**WRITTEN TASK**: Copy every line of the material below word for word.

** START **

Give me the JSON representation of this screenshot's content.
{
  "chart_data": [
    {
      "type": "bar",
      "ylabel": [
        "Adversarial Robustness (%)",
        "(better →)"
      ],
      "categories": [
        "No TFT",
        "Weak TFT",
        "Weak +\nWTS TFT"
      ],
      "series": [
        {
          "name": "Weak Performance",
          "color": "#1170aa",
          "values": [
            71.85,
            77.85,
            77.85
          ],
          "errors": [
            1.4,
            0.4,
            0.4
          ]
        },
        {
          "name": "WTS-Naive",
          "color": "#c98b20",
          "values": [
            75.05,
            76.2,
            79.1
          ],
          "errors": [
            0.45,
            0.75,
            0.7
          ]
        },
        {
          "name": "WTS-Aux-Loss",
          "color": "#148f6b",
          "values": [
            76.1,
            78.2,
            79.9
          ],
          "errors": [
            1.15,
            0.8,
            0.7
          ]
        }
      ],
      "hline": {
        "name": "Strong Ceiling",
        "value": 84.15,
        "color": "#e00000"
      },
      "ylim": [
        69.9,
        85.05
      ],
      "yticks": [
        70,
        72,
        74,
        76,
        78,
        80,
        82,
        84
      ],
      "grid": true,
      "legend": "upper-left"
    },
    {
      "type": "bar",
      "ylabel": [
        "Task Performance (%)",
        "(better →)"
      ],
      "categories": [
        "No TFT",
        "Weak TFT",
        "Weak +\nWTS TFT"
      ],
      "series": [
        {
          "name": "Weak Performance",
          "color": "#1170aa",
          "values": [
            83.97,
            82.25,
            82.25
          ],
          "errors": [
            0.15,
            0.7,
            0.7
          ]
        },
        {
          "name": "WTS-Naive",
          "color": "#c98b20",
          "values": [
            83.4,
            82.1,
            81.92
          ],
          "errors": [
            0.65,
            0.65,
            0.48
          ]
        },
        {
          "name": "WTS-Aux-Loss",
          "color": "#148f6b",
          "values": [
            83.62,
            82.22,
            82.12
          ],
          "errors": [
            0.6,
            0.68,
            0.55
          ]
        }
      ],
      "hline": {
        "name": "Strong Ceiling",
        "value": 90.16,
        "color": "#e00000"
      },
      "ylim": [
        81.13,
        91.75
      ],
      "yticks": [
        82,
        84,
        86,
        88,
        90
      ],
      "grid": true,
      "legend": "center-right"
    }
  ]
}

** END **

**EXERCISE RESULT**:
Give me the JSON representation of this screenshot's content.
{
  "chart_data": [
    {
      "type": "bar",
      "ylabel": [
        "Adversarial Robustness (%)",
        "(better →)"
      ],
      "categories": [
        "No TFT",
        "Weak TFT",
        "Weak +\nWTS TFT"
      ],
      "series": [
        {
          "name": "Weak Performance",
          "color": "#1170aa",
          "values": [
            71.85,
            77.85,
            77.85
          ],
          "errors": [
            1.4,
            0.4,
            0.4
          ]
        },
        {
          "name": "WTS-Naive",
          "color": "#c98b20",
          "values": [
            75.05,
            76.2,
            79.1
          ],
          "errors": [
            0.45,
            0.75,
            0.7
          ]
        },
        {
          "name": "WTS-Aux-Loss",
          "color": "#148f6b",
          "values": [
            76.1,
            78.2,
            79.9
          ],
          "errors": [
            1.15,
            0.8,
            0.7
          ]
        }
      ],
      "hline": {
        "name": "Strong Ceiling",
        "value": 84.15,
        "color": "#e00000"
      },
      "ylim": [
        69.9,
        85.05
      ],
      "yticks": [
        70,
        72,
        74,
        76,
        78,
        80,
        82,
        84
      ],
      "grid": true,
      "legend": "upper-left"
    },
    {
      "type": "bar",
      "ylabel": [
        "Task Performance (%)",
        "(better →)"
      ],
      "categories": [
        "No TFT",
        "Weak TFT",
        "Weak +\nWTS TFT"
      ],
      "series": [
        {
          "name": "Weak Performance",
          "color": "#1170aa",
          "values": [
            83.97,
            82.25,
            82.25
          ],
          "errors": [
            0.15,
            0.7,
            0.7
          ]
        },
        {
          "name": "WTS-Naive",
          "color": "#c98b20",
          "values": [
            83.4,
            82.1,
            81.92
          ],
          "errors": [
            0.65,
            0.65,
            0.48
          ]
        },
        {
          "name": "WTS-Aux-Loss",
          "color": "#148f6b",
          "values": [
            83.62,
            82.22,
            82.12
          ],
          "errors": [
            0.6,
            0.68,
            0.55
          ]
        }
      ],
      "hline": {
        "name": "Strong Ceiling",
        "value": 90.16,
        "color": "#e00000"
      },
      "ylim": [
        81.13,
        91.75
      ],
      "yticks": [
        82,
        84,
        86,
        88,
        90
      ],
      "grid": true,
      "legend": "center-right"
    }
  ]
}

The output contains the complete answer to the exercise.